### EXERCISE INSTRUCTIONS
Reproduce the listing verbatim.

┌──

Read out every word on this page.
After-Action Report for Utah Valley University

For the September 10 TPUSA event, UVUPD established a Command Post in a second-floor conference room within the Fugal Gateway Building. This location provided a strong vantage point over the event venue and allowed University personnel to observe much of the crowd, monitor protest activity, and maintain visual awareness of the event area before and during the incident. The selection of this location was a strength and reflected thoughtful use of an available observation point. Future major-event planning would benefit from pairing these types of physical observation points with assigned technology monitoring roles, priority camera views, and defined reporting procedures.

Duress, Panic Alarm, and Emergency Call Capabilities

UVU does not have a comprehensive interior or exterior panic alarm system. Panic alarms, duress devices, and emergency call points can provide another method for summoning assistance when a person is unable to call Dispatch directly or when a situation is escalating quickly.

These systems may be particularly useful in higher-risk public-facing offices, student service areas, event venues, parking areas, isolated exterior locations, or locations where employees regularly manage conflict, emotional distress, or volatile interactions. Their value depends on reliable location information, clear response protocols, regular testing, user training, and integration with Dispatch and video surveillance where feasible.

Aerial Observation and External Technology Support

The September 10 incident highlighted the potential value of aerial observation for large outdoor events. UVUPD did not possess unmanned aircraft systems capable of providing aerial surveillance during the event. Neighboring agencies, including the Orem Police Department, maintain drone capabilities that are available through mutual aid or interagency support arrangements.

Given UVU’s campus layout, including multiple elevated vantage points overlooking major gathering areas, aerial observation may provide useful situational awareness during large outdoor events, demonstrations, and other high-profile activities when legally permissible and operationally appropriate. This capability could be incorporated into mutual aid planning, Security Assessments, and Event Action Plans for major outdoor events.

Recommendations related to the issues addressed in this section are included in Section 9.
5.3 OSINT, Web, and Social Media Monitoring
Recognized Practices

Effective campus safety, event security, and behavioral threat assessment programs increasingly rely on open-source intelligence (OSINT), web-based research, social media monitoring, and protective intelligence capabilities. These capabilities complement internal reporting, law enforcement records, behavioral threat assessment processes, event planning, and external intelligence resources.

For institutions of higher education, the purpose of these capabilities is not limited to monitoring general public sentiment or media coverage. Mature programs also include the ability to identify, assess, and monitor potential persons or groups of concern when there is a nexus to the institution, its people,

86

└──

### WORKED SOLUTION
Read out every word on this page.
After-Action Report for Utah Valley University

For the September 10 TPUSA event, UVUPD established a Command Post in a second-floor conference room within the Fugal Gateway Building. This location provided a strong vantage point over the event venue and allowed University personnel to observe much of the crowd, monitor protest activity, and maintain visual awareness of the event area before and during the incident. The selection of this location was a strength and reflected thoughtful use of an available observation point. Future major-event planning would benefit from pairing these types of physical observation points with assigned technology monitoring roles, priority camera views, and defined reporting procedures.

Duress, Panic Alarm, and Emergency Call Capabilities

UVU does not have a comprehensive interior or exterior panic alarm system. Panic alarms, duress devices, and emergency call points can provide another method for summoning assistance when a person is unable to call Dispatch directly or when a situation is escalating quickly.

These systems may be particularly useful in higher-risk public-facing offices, student service areas, event venues, parking areas, isolated exterior locations, or locations where employees regularly manage conflict, emotional distress, or volatile interactions. Their value depends on reliable location information, clear response protocols, regular testing, user training, and integration with Dispatch and video surveillance where feasible.

Aerial Observation and External Technology Support

The September 10 incident highlighted the potential value of aerial observation for large outdoor events. UVUPD did not possess unmanned aircraft systems capable of providing aerial surveillance during the event. Neighboring agencies, including the Orem Police Department, maintain drone capabilities that are available through mutual aid or interagency support arrangements.

Given UVU’s campus layout, including multiple elevated vantage points overlooking major gathering areas, aerial observation may provide useful situational awareness during large outdoor events, demonstrations, and other high-profile activities when legally permissible and operationally appropriate. This capability could be incorporated into mutual aid planning, Security Assessments, and Event Action Plans for major outdoor events.

Recommendations related to the issues addressed in this section are included in Section 9.
5.3 OSINT, Web, and Social Media Monitoring
Recognized Practices

Effective campus safety, event security, and behavioral threat assessment programs increasingly rely on open-source intelligence (OSINT), web-based research, social media monitoring, and protective intelligence capabilities. These capabilities complement internal reporting, law enforcement records, behavioral threat assessment processes, event planning, and external intelligence resources.

For institutions of higher education, the purpose of these capabilities is not limited to monitoring general public sentiment or media coverage. Mature programs also include the ability to identify, assess, and monitor potential persons or groups of concern when there is a nexus to the institution, its people,

86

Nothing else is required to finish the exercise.